** START OF LISTED ENTRIES **
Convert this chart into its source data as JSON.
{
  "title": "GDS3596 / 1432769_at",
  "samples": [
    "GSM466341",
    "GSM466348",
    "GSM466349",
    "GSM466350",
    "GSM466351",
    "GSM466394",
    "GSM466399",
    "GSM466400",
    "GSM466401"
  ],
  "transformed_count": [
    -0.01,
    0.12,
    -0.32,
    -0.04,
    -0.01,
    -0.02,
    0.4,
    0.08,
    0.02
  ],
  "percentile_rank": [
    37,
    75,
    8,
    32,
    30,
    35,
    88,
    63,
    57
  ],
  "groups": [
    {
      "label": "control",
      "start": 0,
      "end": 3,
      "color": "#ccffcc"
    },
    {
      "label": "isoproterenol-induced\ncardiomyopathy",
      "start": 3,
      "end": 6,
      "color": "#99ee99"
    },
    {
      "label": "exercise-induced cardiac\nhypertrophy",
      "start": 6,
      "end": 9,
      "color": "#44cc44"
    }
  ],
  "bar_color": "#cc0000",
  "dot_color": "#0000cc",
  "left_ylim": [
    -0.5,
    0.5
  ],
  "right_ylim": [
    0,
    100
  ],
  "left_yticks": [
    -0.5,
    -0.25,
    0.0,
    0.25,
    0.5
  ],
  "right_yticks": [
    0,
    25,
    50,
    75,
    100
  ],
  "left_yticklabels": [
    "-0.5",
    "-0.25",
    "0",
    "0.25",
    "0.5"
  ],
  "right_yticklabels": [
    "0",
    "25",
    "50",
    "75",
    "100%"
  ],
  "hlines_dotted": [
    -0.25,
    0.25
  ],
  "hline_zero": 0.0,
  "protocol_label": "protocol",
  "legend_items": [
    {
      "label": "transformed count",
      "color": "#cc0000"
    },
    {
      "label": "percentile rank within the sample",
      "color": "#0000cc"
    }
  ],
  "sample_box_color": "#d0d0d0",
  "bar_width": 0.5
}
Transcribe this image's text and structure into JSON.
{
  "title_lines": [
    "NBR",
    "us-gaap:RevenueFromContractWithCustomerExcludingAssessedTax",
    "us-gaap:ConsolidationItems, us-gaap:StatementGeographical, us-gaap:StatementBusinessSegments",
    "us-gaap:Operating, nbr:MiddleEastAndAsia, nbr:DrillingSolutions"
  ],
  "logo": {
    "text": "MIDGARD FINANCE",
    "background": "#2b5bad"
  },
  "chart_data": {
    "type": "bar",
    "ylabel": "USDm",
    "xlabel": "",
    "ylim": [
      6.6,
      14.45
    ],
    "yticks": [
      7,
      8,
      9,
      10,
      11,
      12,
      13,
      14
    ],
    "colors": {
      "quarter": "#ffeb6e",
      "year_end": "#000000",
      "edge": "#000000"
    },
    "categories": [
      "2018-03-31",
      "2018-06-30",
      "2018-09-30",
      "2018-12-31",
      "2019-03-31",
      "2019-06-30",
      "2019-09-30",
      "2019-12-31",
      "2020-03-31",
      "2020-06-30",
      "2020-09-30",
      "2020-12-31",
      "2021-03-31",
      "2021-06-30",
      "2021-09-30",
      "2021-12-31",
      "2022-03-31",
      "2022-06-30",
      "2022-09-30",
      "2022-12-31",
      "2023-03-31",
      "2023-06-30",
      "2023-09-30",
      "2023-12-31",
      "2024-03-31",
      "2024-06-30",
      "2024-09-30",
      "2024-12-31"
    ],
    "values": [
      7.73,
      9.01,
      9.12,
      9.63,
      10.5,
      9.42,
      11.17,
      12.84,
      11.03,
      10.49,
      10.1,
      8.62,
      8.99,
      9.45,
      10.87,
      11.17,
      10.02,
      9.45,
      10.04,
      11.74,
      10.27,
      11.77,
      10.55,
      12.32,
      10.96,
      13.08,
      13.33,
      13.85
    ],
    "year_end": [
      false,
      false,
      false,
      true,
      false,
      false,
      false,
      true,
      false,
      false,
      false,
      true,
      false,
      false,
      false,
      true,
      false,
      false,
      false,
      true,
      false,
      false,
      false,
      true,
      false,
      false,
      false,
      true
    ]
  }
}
** END OF LISTED ENTRIES **
PROBLEM TO WORK ON - Where a line in the material contains "text", copy that line.

EXERCISE RESPONSE -
Transcribe this image's text and structure into JSON.
    "text": "MIDGARD FINANCE",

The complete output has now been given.